§ WHAT YOU ARE ASKED TO DO: Look through the records below and give the number of lines holding the string "contentful", nothing more.

§ MATERIAL TO PROCESS:
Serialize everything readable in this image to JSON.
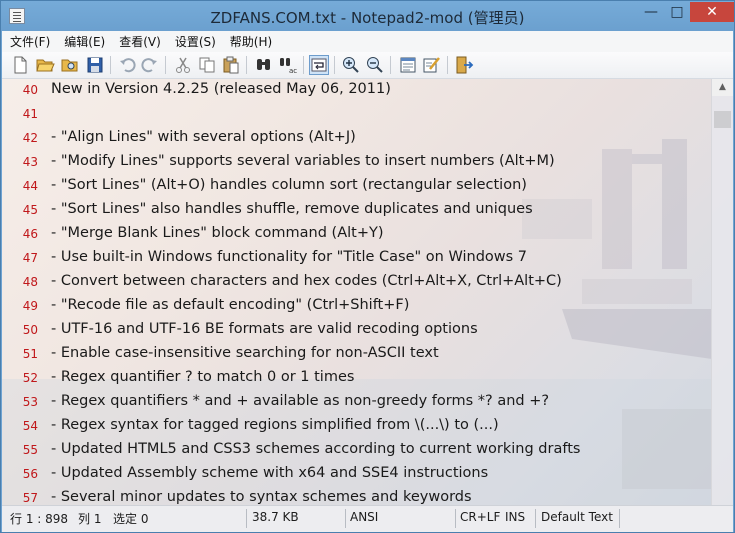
{
  "window": {
    "title": "ZDFANS.COM.txt - Notepad2-mod (管理员)",
    "minimize": "—",
    "maximize": "□",
    "close": "✕"
  },
  "menu": {
    "items": [
      "文件(F)",
      "编辑(E)",
      "查看(V)",
      "设置(S)",
      "帮助(H)"
    ]
  },
  "toolbar": {
    "buttons": [
      "new-file-icon",
      "open-file-icon",
      "browse-icon",
      "save-icon",
      "undo-icon",
      "redo-icon",
      "cut-icon",
      "copy-icon",
      "paste-icon",
      "find-icon",
      "replace-icon",
      "word-wrap-icon",
      "zoom-in-icon",
      "zoom-out-icon",
      "scheme-icon",
      "customize-scheme-icon",
      "exit-icon"
    ]
  },
  "editor": {
    "lines": [
      {
        "num": "40",
        "text": "New in Version 4.2.25 (released May 06, 2011)"
      },
      {
        "num": "41",
        "text": ""
      },
      {
        "num": "42",
        "text": " - \"Align Lines\" with several options (Alt+J)"
      },
      {
        "num": "43",
        "text": " - \"Modify Lines\" supports several variables to insert numbers (Alt+M)"
      },
      {
        "num": "44",
        "text": " - \"Sort Lines\" (Alt+O) handles column sort (rectangular selection)"
      },
      {
        "num": "45",
        "text": " - \"Sort Lines\" also handles shuffle, remove duplicates and uniques"
      },
      {
        "num": "46",
        "text": " - \"Merge Blank Lines\" block command (Alt+Y)"
      },
      {
        "num": "47",
        "text": " - Use built-in Windows functionality for \"Title Case\" on Windows 7"
      },
      {
        "num": "48",
        "text": " - Convert between characters and hex codes (Ctrl+Alt+X, Ctrl+Alt+C)"
      },
      {
        "num": "49",
        "text": " - \"Recode file as default encoding\" (Ctrl+Shift+F)"
      },
      {
        "num": "50",
        "text": " - UTF-16 and UTF-16 BE formats are valid recoding options"
      },
      {
        "num": "51",
        "text": " - Enable case-insensitive searching for non-ASCII text"
      },
      {
        "num": "52",
        "text": " - Regex quantifier ? to match 0 or 1 times"
      },
      {
        "num": "53",
        "text": " - Regex quantifiers * and + available as non-greedy forms *? and +?"
      },
      {
        "num": "54",
        "text": " - Regex syntax for tagged regions simplified from \\(...\\) to (...)"
      },
      {
        "num": "55",
        "text": " - Updated HTML5 and CSS3 schemes according to current working drafts"
      },
      {
        "num": "56",
        "text": " - Updated Assembly scheme with x64 and SSE4 instructions"
      },
      {
        "num": "57",
        "text": " - Several minor updates to syntax schemes and keywords"
      }
    ]
  },
  "statusbar": {
    "position": "行 1 : 898",
    "column": "列 1",
    "selection": "选定 0",
    "size": "38.7 KB",
    "encoding": "ANSI",
    "eol": "CR+LF",
    "mode": "INS",
    "scheme": "Default Text"
  },
  "colors": {
    "titlebar": "#6fa3d2",
    "line_number": "#c0181b",
    "close_button": "#c7463d"
  }
}
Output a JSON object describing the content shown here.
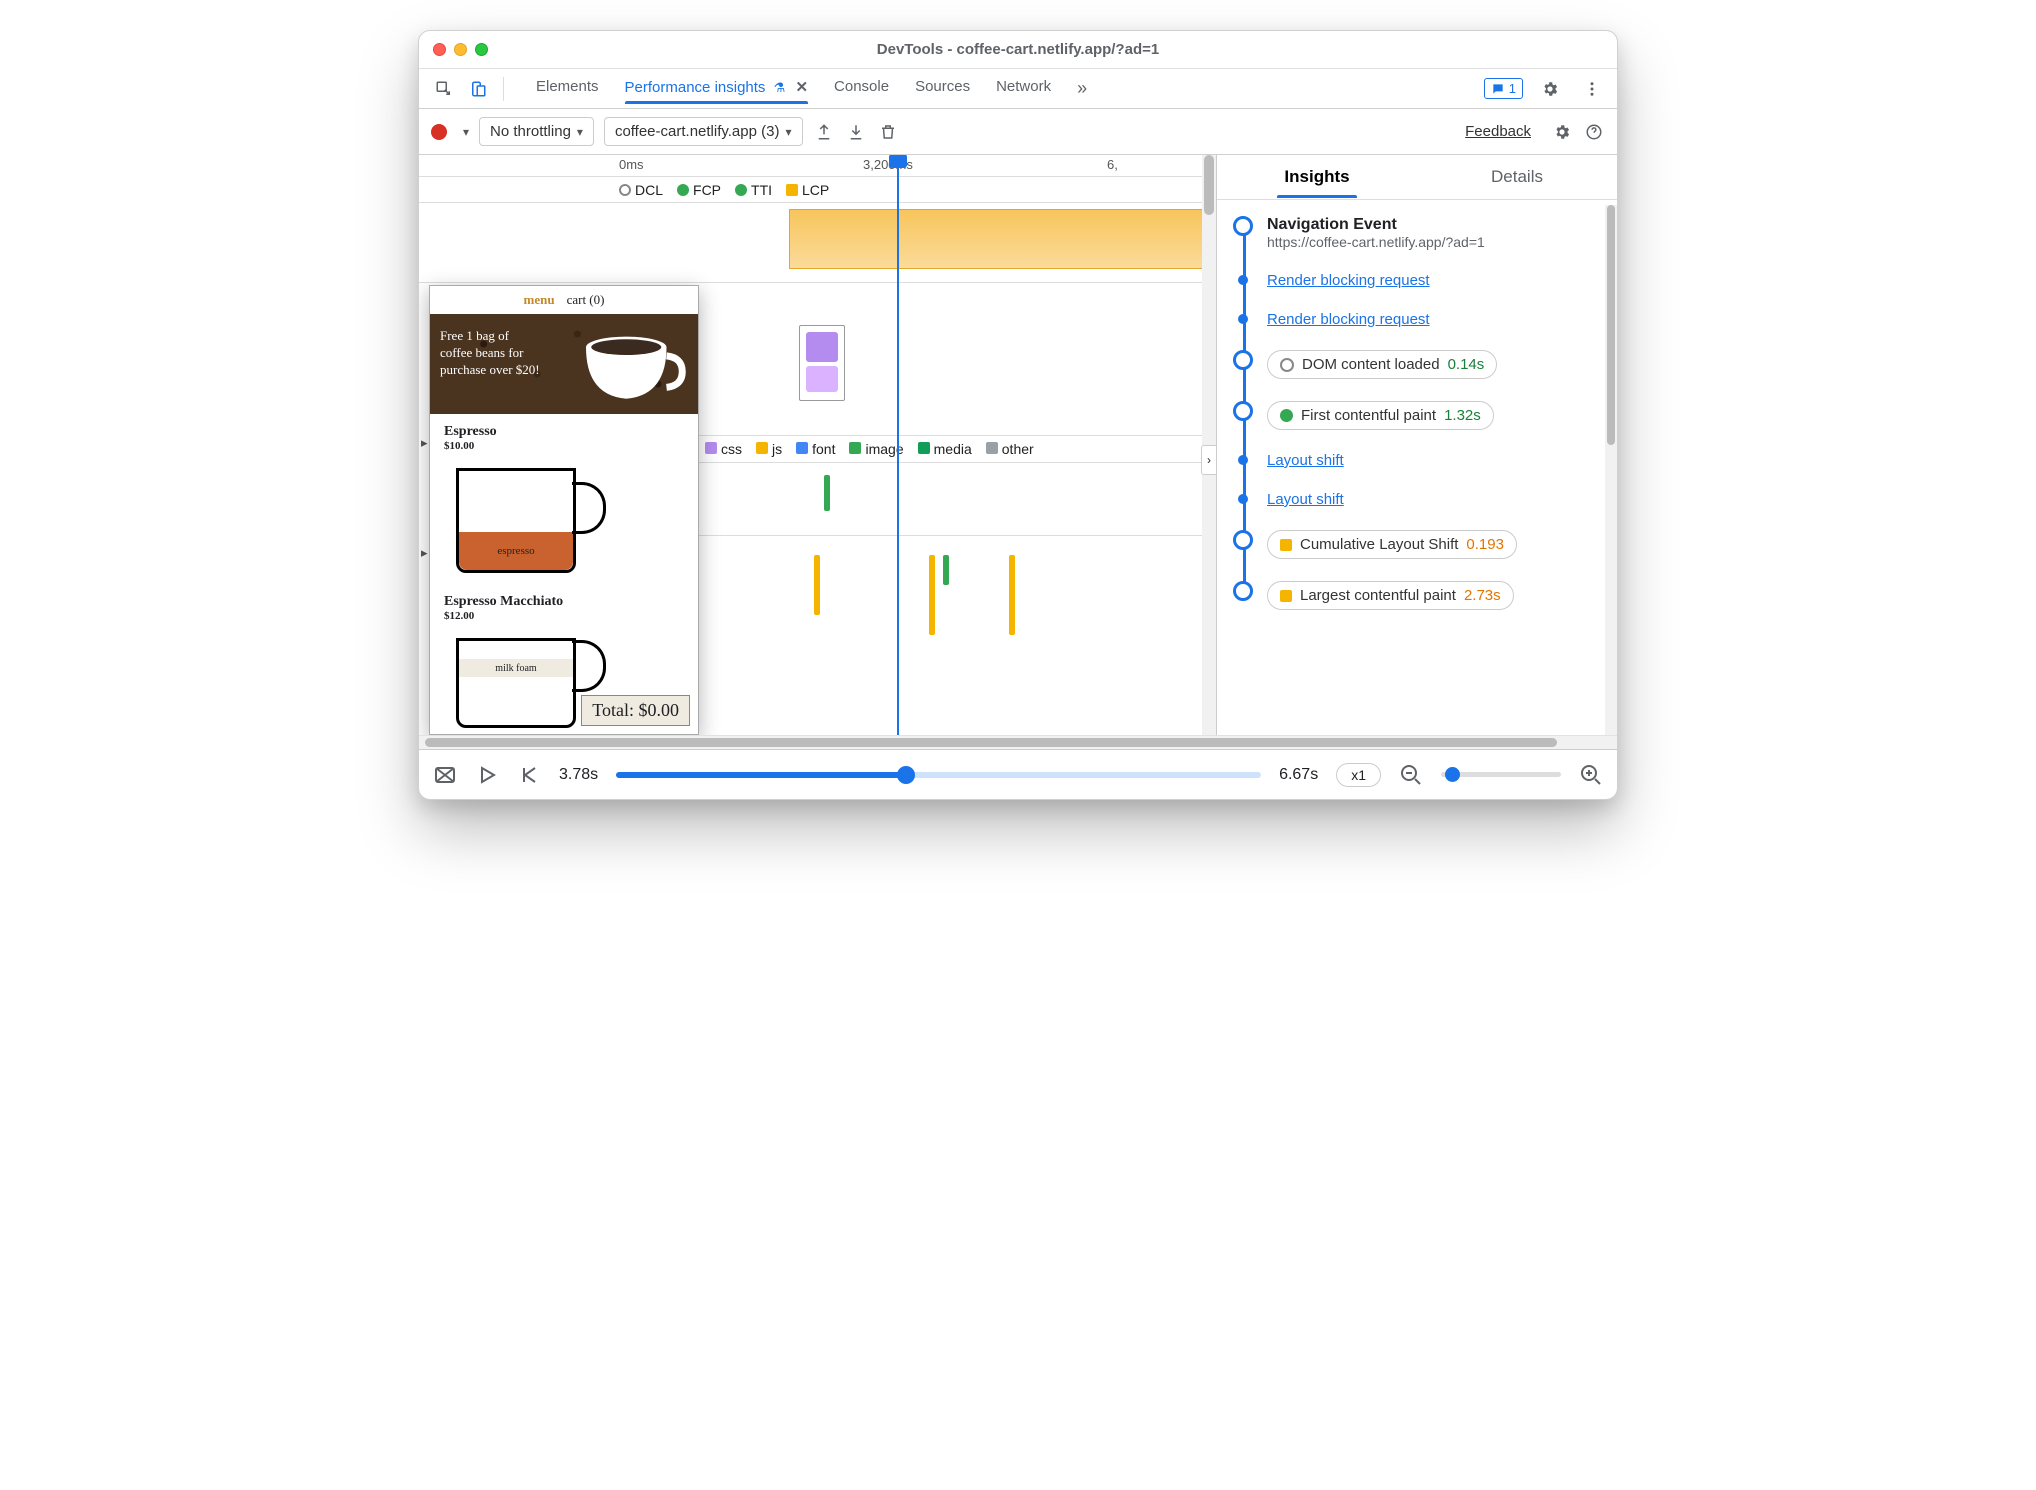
{
  "window_title": "DevTools - coffee-cart.netlify.app/?ad=1",
  "top_tabs": {
    "elements": "Elements",
    "perf": "Performance insights",
    "console": "Console",
    "sources": "Sources",
    "network": "Network"
  },
  "badge_count": "1",
  "toolbar": {
    "throttling": "No throttling",
    "session": "coffee-cart.netlify.app (3)",
    "feedback": "Feedback"
  },
  "ruler": {
    "t0": "0ms",
    "t1": "3,200ms",
    "t2": "6,"
  },
  "markers": {
    "dcl": "DCL",
    "fcp": "FCP",
    "tti": "TTI",
    "lcp": "LCP"
  },
  "net_legend": {
    "css": "css",
    "js": "js",
    "font": "font",
    "image": "image",
    "media": "media",
    "other": "other"
  },
  "shot": {
    "menu": "menu",
    "cart": "cart (0)",
    "banner": "Free 1 bag of coffee beans for purchase over $20!",
    "p1_name": "Espresso",
    "p1_price": "$10.00",
    "p1_fill": "espresso",
    "p2_name": "Espresso Macchiato",
    "p2_price": "$12.00",
    "p2_layer": "milk foam",
    "total": "Total: $0.00"
  },
  "right": {
    "tab_insights": "Insights",
    "tab_details": "Details",
    "nav_title": "Navigation Event",
    "nav_url": "https://coffee-cart.netlify.app/?ad=1",
    "rbr": "Render blocking request",
    "dcl_label": "DOM content loaded",
    "dcl_time": "0.14s",
    "fcp_label": "First contentful paint",
    "fcp_time": "1.32s",
    "ls": "Layout shift",
    "cls_label": "Cumulative Layout Shift",
    "cls_val": "0.193",
    "lcp_label": "Largest contentful paint",
    "lcp_time": "2.73s"
  },
  "bottom": {
    "cur": "3.78s",
    "end": "6.67s",
    "zoom": "x1"
  },
  "colors": {
    "blue": "#1a73e8",
    "green": "#34a853",
    "orange": "#f4b400",
    "purple": "#b48cf0",
    "font_blue": "#4285f4",
    "media_green": "#0f9d58",
    "other_gray": "#9aa0a6"
  }
}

§ RESULT FOR THIS TASK: 2